• **Document extract**
Tue December 26, 2006 - National Edition
Giles Lambertson


The successful defense of the integrity of concrete used in a California development is considered a crucial courtroom win for the entire concrete industry and a setback for those who would profit from sulfate damage anxiety.

But no one is certain the victory constitutes real change in the legal landscape.

In the face of uncertainty, industry leaders are suggesting contractors protect themselves against frivolous lawsuits by becoming more educated on the issue and possibly by routinely exceeding building code requirements to ensure compliance.

Filed as Castron et al vs. Fieldstone et al, the 2002 southern California case stemmed from sulfate scaling on concrete foundations of homes in a Mission Viejo development in Orange County. Homeowners and their attorneys claimed the cosmetic scaling was exterior evidence that the foundations’ interiors had been structurally damaged and rendered defective by sulfate invasion from the soil. The homeowners asked for payment of approximately $265,000 per housing unit from National Ready Mixed Services Inc.

At the end of the 10-month trial, Superior Court Judge David Velasquez sided with the concrete company and ordered each of the homeowners to pay approximately $26,000 to help cover the expenses incurred by the company in defending itself. Considering the company’s attorneys earlier had offered each homeowner $3,000 to settle the case, the verdict was a costly turnaround in fortunes for the plaintiffs.

Significantly, Velasquez rejected several tests offered by the plaintiffs’ attorneys to prove damage to the concrete, concluding that technical experts could not validate the tests.

• **Task list**
1. Can you retype the stretch of the concrete lawsuit article from "The successful defense" through "to ensure compliance." word for word?
2. Would you extend the article on the concrete sulfate lawsuit beyond its final sentence?

Dataset records:
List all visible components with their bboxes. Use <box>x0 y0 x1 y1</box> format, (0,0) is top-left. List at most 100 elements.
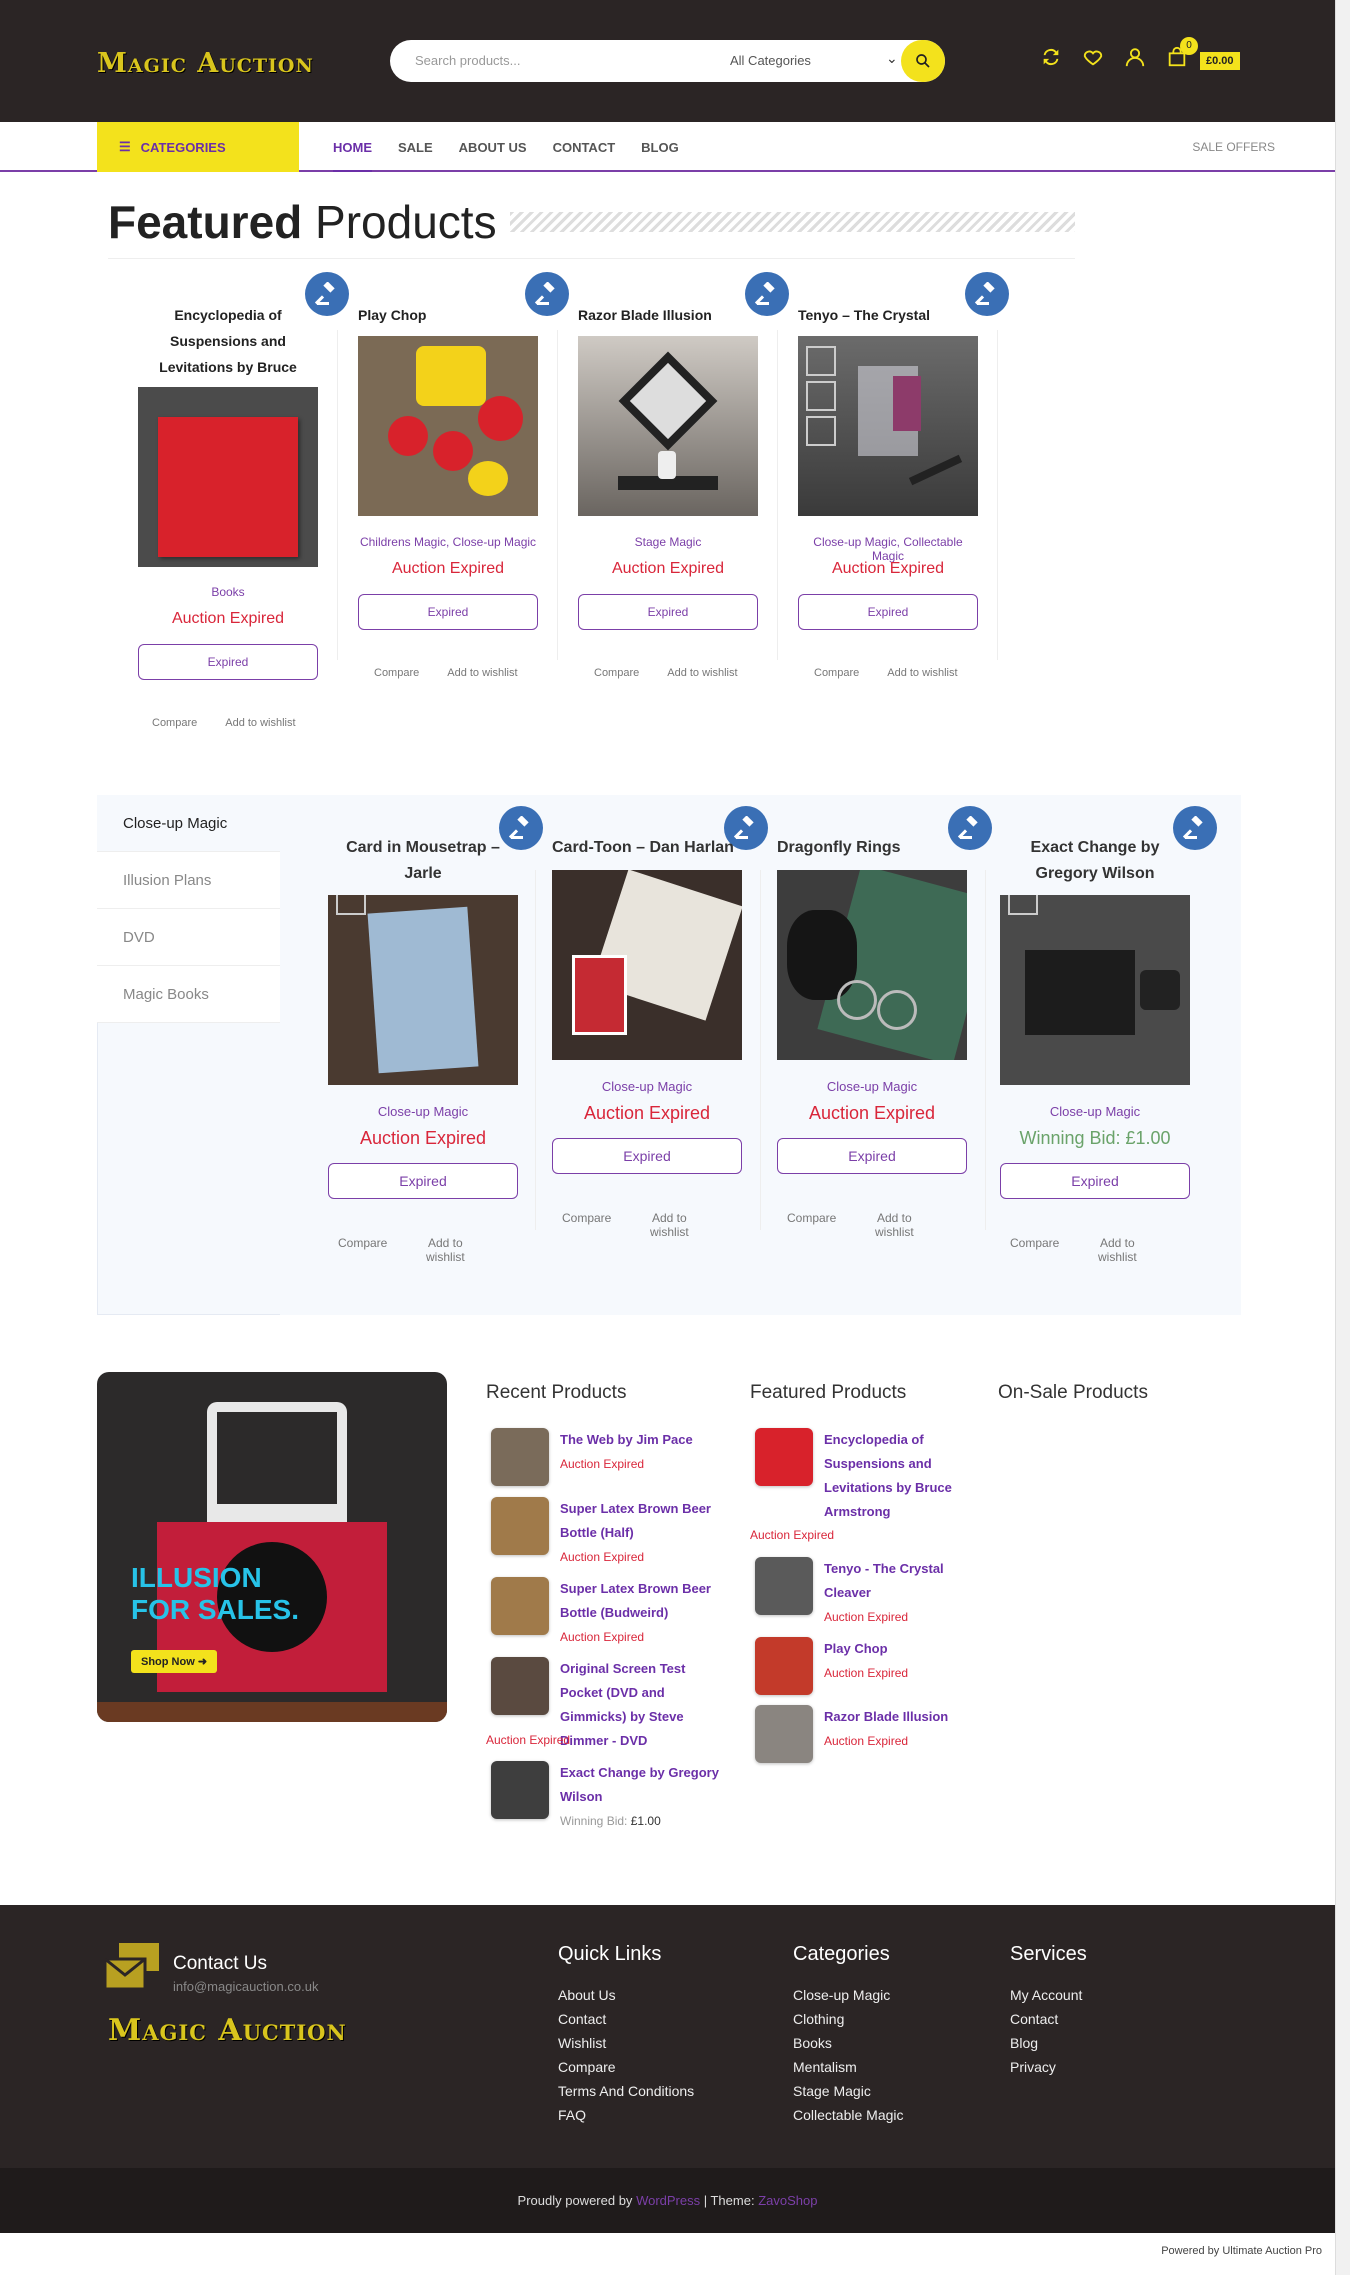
product-thumb[interactable] <box>491 1577 549 1635</box>
footer-cat-stage[interactable]: Stage Magic <box>793 2083 871 2099</box>
product-name[interactable]: Razor Blade Illusion <box>578 302 758 328</box>
product-name[interactable]: Card-Toon – Dan Harlan <box>552 835 752 861</box>
compare-link[interactable]: Compare <box>814 667 859 679</box>
widget-product-name[interactable]: Tenyo - The Crystal Cleaver <box>824 1557 964 1605</box>
cart-total[interactable]: £0.00 <box>1200 52 1240 70</box>
footer-cat-close-up[interactable]: Close-up Magic <box>793 1987 890 2003</box>
shop-now-button[interactable]: Shop Now ➜ <box>131 1650 218 1673</box>
product-name[interactable]: Play Chop <box>358 302 538 328</box>
product-category[interactable]: Close-up Magic <box>453 535 536 549</box>
product-image[interactable] <box>138 387 318 567</box>
nav-contact[interactable]: CONTACT <box>553 140 616 172</box>
product-image[interactable] <box>578 336 758 516</box>
theme-link[interactable]: ZavoShop <box>758 2193 817 2208</box>
footer-service-privacy[interactable]: Privacy <box>1010 2059 1056 2075</box>
tab-illusion-plans[interactable]: Illusion Plans <box>97 852 280 909</box>
expired-button[interactable]: Expired <box>578 594 758 630</box>
product-category[interactable]: Books <box>138 585 318 599</box>
footer-link-faq[interactable]: FAQ <box>558 2107 586 2123</box>
footer-service-contact[interactable]: Contact <box>1010 2011 1058 2027</box>
product-name[interactable]: Card in Mousetrap – Jarle <box>328 835 518 887</box>
widget-product-name[interactable]: The Web by Jim Pace <box>560 1428 720 1452</box>
footer-link-about[interactable]: About Us <box>558 1987 616 2003</box>
product-category[interactable]: Close-up Magic <box>552 1079 742 1094</box>
footer-service-blog[interactable]: Blog <box>1010 2035 1038 2051</box>
footer-cat-clothing[interactable]: Clothing <box>793 2011 844 2027</box>
product-image[interactable] <box>358 336 538 516</box>
nav-about[interactable]: ABOUT US <box>459 140 527 172</box>
add-to-wishlist-link[interactable]: Add to wishlist <box>415 1236 475 1264</box>
product-category[interactable]: Stage Magic <box>578 535 758 549</box>
compare-link[interactable]: Compare <box>787 1211 836 1239</box>
product-image[interactable] <box>777 870 967 1060</box>
widget-product-name[interactable]: Razor Blade Illusion <box>824 1705 964 1729</box>
footer-link-contact[interactable]: Contact <box>558 2011 606 2027</box>
expired-button[interactable]: Expired <box>777 1138 967 1174</box>
add-to-wishlist-link[interactable]: Add to wishlist <box>639 1211 699 1239</box>
promo-banner[interactable]: ILLUSION FOR SALES. Shop Now ➜ <box>97 1372 447 1722</box>
expired-button[interactable]: Expired <box>552 1138 742 1174</box>
widget-product-name[interactable]: Encyclopedia of Suspensions and Levitati… <box>824 1428 964 1524</box>
tab-magic-books[interactable]: Magic Books <box>97 966 280 1023</box>
nav-blog[interactable]: BLOG <box>641 140 679 172</box>
site-logo[interactable]: Magic Auction <box>97 48 314 79</box>
tab-dvd[interactable]: DVD <box>97 909 280 966</box>
add-to-wishlist-link[interactable]: Add to wishlist <box>864 1211 924 1239</box>
expired-button[interactable]: Expired <box>328 1163 518 1199</box>
footer-cat-collectable[interactable]: Collectable Magic <box>793 2107 904 2123</box>
product-thumb[interactable] <box>491 1428 549 1486</box>
product-image[interactable] <box>798 336 978 516</box>
expired-button[interactable]: Expired <box>358 594 538 630</box>
compare-link[interactable]: Compare <box>594 667 639 679</box>
product-category[interactable]: Close-up Magic <box>777 1079 967 1094</box>
product-image[interactable] <box>328 895 518 1085</box>
product-category[interactable]: Close-up Magic <box>1000 1104 1190 1119</box>
add-to-wishlist-link[interactable]: Add to wishlist <box>1087 1236 1147 1264</box>
expired-button[interactable]: Expired <box>138 644 318 680</box>
widget-product-name[interactable]: Original Screen Test Pocket (DVD and Gim… <box>560 1657 725 1753</box>
product-thumb[interactable] <box>755 1705 813 1763</box>
product-thumb[interactable] <box>755 1428 813 1486</box>
footer-link-compare[interactable]: Compare <box>558 2059 616 2075</box>
widget-product-name[interactable]: Exact Change by Gregory Wilson <box>560 1761 720 1809</box>
nav-sale[interactable]: SALE <box>398 140 433 172</box>
sale-offers-link[interactable]: SALE OFFERS <box>1192 140 1275 154</box>
add-to-wishlist-link[interactable]: Add to wishlist <box>447 667 517 679</box>
user-icon[interactable] <box>1124 46 1146 68</box>
categories-button[interactable]: ☰ CATEGORIES <box>97 122 299 172</box>
product-thumb[interactable] <box>491 1761 549 1819</box>
compare-link[interactable]: Compare <box>374 667 419 679</box>
footer-cat-mentalism[interactable]: Mentalism <box>793 2059 857 2075</box>
footer-service-account[interactable]: My Account <box>1010 1987 1082 2003</box>
product-image[interactable] <box>1000 895 1190 1085</box>
expired-button[interactable]: Expired <box>798 594 978 630</box>
expired-button[interactable]: Expired <box>1000 1163 1190 1199</box>
product-category[interactable]: Close-up Magic <box>328 1104 518 1119</box>
product-thumb[interactable] <box>491 1657 549 1715</box>
widget-product-name[interactable]: Play Chop <box>824 1637 964 1661</box>
nav-home[interactable]: HOME <box>333 140 372 172</box>
compare-link[interactable]: Compare <box>1010 1236 1059 1264</box>
footer-logo[interactable]: Magic Auction <box>108 2013 347 2048</box>
compare-link[interactable]: Compare <box>338 1236 387 1264</box>
product-thumb[interactable] <box>755 1557 813 1615</box>
tab-close-up-magic[interactable]: Close-up Magic <box>97 795 280 852</box>
product-name[interactable]: Exact Change by Gregory Wilson <box>1000 835 1190 887</box>
category-select[interactable]: All Categories <box>730 53 811 68</box>
product-category[interactable]: Close-up Magic <box>813 535 896 549</box>
compare-link[interactable]: Compare <box>152 717 197 729</box>
add-to-wishlist-link[interactable]: Add to wishlist <box>667 667 737 679</box>
compare-link[interactable]: Compare <box>562 1211 611 1239</box>
footer-link-terms[interactable]: Terms And Conditions <box>558 2083 694 2099</box>
widget-product-name[interactable]: Super Latex Brown Beer Bottle (Half) <box>560 1497 720 1545</box>
search-button[interactable] <box>901 40 945 82</box>
search-input[interactable]: Search products... <box>415 53 521 68</box>
product-thumb[interactable] <box>491 1497 549 1555</box>
widget-product-name[interactable]: Super Latex Brown Beer Bottle (Budweird) <box>560 1577 720 1625</box>
add-to-wishlist-link[interactable]: Add to wishlist <box>887 667 957 679</box>
compare-icon[interactable] <box>1040 46 1062 68</box>
product-category[interactable]: Childrens Magic <box>360 535 446 549</box>
add-to-wishlist-link[interactable]: Add to wishlist <box>225 717 295 729</box>
product-image[interactable] <box>552 870 742 1060</box>
contact-email[interactable]: info@magicauction.co.uk <box>173 1979 318 1994</box>
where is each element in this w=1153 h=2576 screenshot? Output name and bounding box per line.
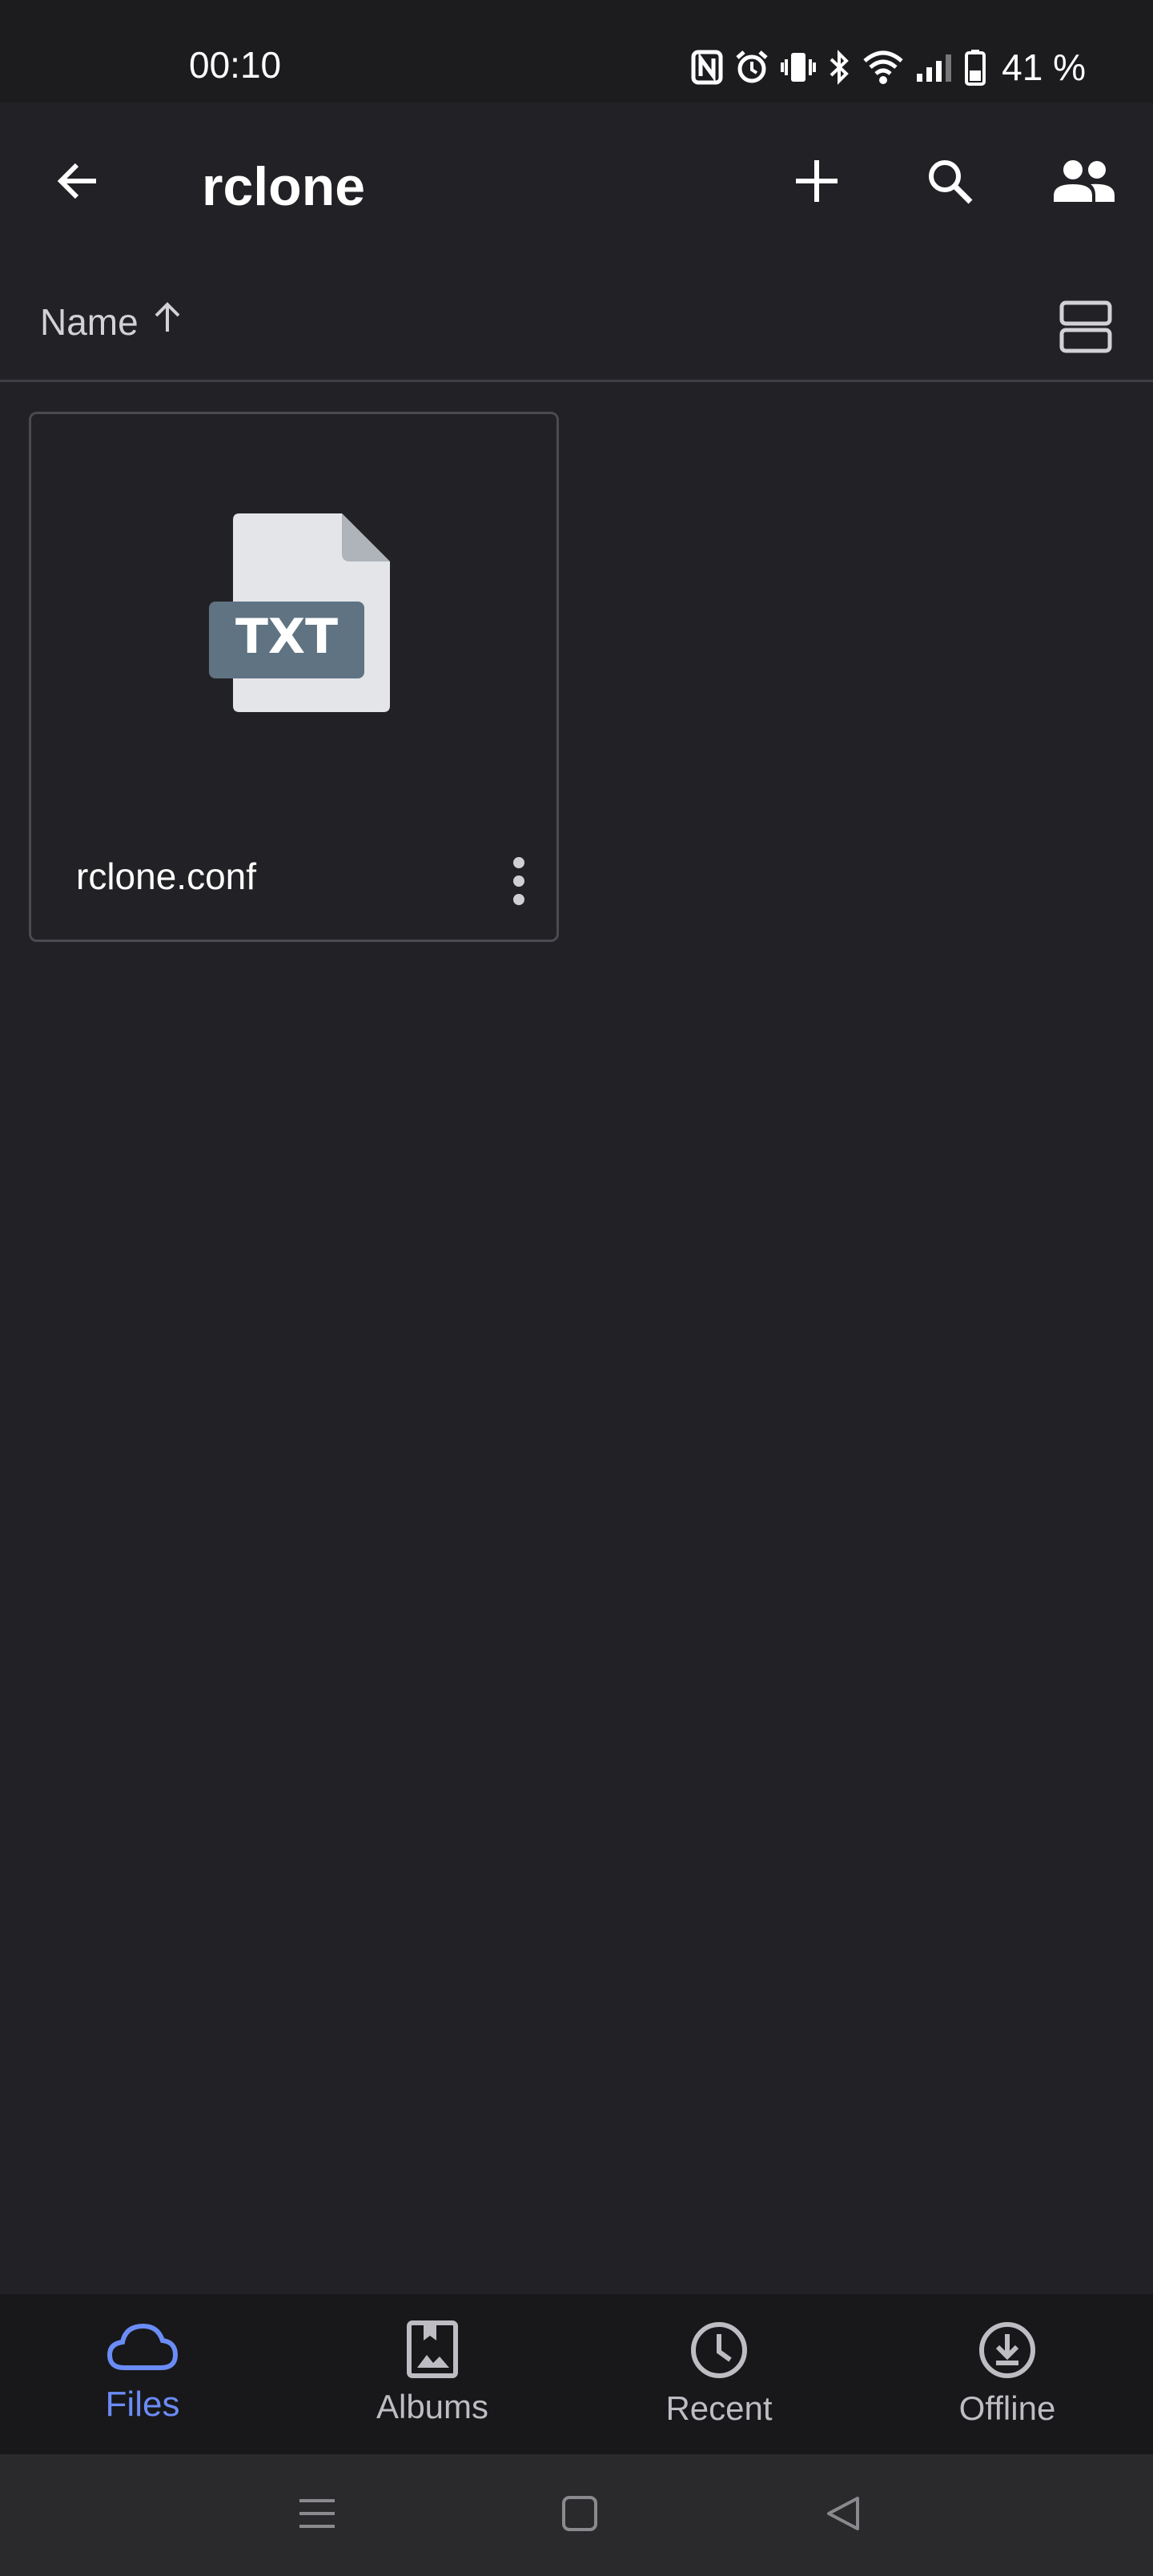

• **Answers for the exercise**
1.
The successful defense of the integrity of concrete used in a California development is considered a crucial courtroom win for the entire concrete industry and a setback for those who would profit from sulfate damage anxiety.

But no one is certain the victory constitutes real change in the legal landscape.

In the face of uncertainty, industry leaders are suggesting contractors protect themselves against frivolous lawsuits by becoming more educated on the issue and possibly by routinely exceeding building code requirements to ensure compliance.

2.
“Plaintiffs relied in large part upon scientific evidence, the general acceptance of which was highly contestable,” Velasquez wrote.

Industry critics of such tests call them “junk science,” meaning that they lack scientific integrity and seem to be cobbled together to reach a desired outcome. Yet the fact that what could be called spurious tests found legal standing in previous courtroom settings testifies to the murkiness of the issue and leaves the door open for legal exploitation.

The ABCs of Sulfate

Sulfate is a mineral salt compound — an oxidized form of sulfur. It is not an exotic substance and is commonly found in soils that are of marine origin. Most of the sulfate attacks associated with such soil are located in the region near the West Coast. The sulfate usually appears in the forms of calcium sulfate, sodium sulfate or magnesium sulfate. Experts said the calcium variety is the least aggressive of the three kinds of sulfates and magnesium the most aggressive.

Sulfates are soluble. It follows that water from rainfall or irrigation easily can pick up any sulfates that naturally exist in soil under a structure and transport it into the pores of concrete slabs or foundations. Once inside, the sulfate can trigger destructive activity by causing leftover compound material called monosulfate crystals to become ettringite crystals. The process expands the crystalline mass, which can induce cracking in the concrete.

“The tensile strength of concrete is so low that anything that produces expansion in concrete tends to be a deterioration mechanism,” said Terry Collins, concrete construction engineer of the Portland Cement Association.

Cracking and destruction are worse if high levels of water are part of the concrete solution. When a concrete ready-mix uses minimum amounts of water, the resulting concrete, once cured, is less permeable than a concrete mix more awash in water.

“So cement type becomes very important,” Collins said. “A high water-to-cement ratio concrete is very permeable and is not going to be durable in a sulfate environment.”

However, the concrete industry some years ago recognized this vulnerability of concrete to attack by soil sulfates. It subsequently began to produce a Type 2 and a Type 5 cement. Type 2 caps the percentage of tricalcium aluminate — which can produce ettringite — at 8 percent; Type 5 cement further limits the tricalcium aluminate to a maximum of 5 percent.

“In short, sulfate attacks can be a real problem. It is not a made-up mechanism of distress,” said Geoffrey Hichborn Sr., a civil engineer and principal member of Hichborn Consulting Group in Orange, Calif., “but the industry learned how to deal with sulfate attacks.”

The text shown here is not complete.